**Information shown**
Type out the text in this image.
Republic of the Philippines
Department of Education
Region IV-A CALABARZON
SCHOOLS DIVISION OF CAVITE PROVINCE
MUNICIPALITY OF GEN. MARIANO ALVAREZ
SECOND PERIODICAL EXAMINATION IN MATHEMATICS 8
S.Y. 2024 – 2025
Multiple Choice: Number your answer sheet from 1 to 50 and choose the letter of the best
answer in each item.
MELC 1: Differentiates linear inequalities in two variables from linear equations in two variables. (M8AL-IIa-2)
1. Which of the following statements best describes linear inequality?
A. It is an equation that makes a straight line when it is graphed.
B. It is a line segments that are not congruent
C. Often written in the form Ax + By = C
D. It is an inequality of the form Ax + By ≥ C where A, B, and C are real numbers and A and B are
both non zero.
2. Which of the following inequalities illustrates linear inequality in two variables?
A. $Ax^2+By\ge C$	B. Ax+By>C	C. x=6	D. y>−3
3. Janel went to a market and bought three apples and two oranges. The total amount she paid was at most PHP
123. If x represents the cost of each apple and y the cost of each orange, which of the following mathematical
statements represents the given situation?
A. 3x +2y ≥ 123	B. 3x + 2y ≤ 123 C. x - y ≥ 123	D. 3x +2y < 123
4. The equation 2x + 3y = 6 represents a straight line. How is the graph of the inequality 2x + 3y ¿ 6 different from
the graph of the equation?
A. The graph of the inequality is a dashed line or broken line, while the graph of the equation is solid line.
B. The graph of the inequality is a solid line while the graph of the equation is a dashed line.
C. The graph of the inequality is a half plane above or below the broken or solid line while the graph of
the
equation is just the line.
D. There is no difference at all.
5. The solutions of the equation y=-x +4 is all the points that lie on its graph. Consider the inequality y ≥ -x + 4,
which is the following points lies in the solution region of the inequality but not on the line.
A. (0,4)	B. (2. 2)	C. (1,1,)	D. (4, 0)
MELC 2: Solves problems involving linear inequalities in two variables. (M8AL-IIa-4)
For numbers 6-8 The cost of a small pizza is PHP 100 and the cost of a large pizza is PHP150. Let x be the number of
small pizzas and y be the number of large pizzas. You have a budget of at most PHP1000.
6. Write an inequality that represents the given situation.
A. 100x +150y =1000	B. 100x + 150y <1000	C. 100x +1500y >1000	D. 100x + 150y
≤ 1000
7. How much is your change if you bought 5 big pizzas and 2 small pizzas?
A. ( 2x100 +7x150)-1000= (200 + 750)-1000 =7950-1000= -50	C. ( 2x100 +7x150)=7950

**The request**
Reproduce the records above exactly.

**The solution**
Type out the text in this image.
Republic of the Philippines
Department of Education
Region IV-A CALABARZON
SCHOOLS DIVISION OF CAVITE PROVINCE
MUNICIPALITY OF GEN. MARIANO ALVAREZ
SECOND PERIODICAL EXAMINATION IN MATHEMATICS 8
S.Y. 2024 – 2025
Multiple Choice: Number your answer sheet from 1 to 50 and choose the letter of the best
answer in each item.
MELC 1: Differentiates linear inequalities in two variables from linear equations in two variables. (M8AL-IIa-2)
1. Which of the following statements best describes linear inequality?
A. It is an equation that makes a straight line when it is graphed.
B. It is a line segments that are not congruent
C. Often written in the form Ax + By = C
D. It is an inequality of the form Ax + By ≥ C where A, B, and C are real numbers and A and B are
both non zero.
2. Which of the following inequalities illustrates linear inequality in two variables?
A. $Ax^2+By\ge C$	B. Ax+By>C	C. x=6	D. y>−3
3. Janel went to a market and bought three apples and two oranges. The total amount she paid was at most PHP
123. If x represents the cost of each apple and y the cost of each orange, which of the following mathematical
statements represents the given situation?
A. 3x +2y ≥ 123	B. 3x + 2y ≤ 123 C. x - y ≥ 123	D. 3x +2y < 123
4. The equation 2x + 3y = 6 represents a straight line. How is the graph of the inequality 2x + 3y ¿ 6 different from
the graph of the equation?
A. The graph of the inequality is a dashed line or broken line, while the graph of the equation is solid line.
B. The graph of the inequality is a solid line while the graph of the equation is a dashed line.
C. The graph of the inequality is a half plane above or below the broken or solid line while the graph of
the
equation is just the line.
D. There is no difference at all.
5. The solutions of the equation y=-x +4 is all the points that lie on its graph. Consider the inequality y ≥ -x + 4,
which is the following points lies in the solution region of the inequality but not on the line.
A. (0,4)	B. (2. 2)	C. (1,1,)	D. (4, 0)
MELC 2: Solves problems involving linear inequalities in two variables. (M8AL-IIa-4)
For numbers 6-8 The cost of a small pizza is PHP 100 and the cost of a large pizza is PHP150. Let x be the number of
small pizzas and y be the number of large pizzas. You have a budget of at most PHP1000.
6. Write an inequality that represents the given situation.
A. 100x +150y =1000	B. 100x + 150y <1000	C. 100x +1500y >1000	D. 100x + 150y
≤ 1000
7. How much is your change if you bought 5 big pizzas and 2 small pizzas?
A. ( 2x100 +7x150)-1000= (200 + 750)-1000 =7950-1000= -50	C. ( 2x100 +7x150)=7950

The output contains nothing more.